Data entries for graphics
..............................

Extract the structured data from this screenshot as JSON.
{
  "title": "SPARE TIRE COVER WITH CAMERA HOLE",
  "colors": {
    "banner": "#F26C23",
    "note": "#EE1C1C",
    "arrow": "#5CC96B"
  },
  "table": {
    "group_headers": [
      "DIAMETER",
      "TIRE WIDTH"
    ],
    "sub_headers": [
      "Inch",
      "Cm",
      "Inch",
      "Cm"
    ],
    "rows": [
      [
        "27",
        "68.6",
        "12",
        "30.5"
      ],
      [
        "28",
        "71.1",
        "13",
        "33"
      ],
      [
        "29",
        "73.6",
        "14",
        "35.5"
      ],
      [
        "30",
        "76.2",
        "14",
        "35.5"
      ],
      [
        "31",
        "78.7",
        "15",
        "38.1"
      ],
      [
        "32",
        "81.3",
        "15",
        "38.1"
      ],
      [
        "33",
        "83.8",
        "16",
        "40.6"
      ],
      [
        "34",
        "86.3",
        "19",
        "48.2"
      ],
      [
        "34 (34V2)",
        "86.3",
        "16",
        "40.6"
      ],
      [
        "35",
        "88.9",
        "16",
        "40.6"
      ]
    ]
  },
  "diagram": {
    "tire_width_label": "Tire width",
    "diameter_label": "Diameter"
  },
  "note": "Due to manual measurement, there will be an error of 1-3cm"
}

..............................

Using the listing above, return all lines where the word "note" occurs.

    "note": "#EE1C1C",
  "note": "Due to manual measurement, there will be an error of 1-3cm"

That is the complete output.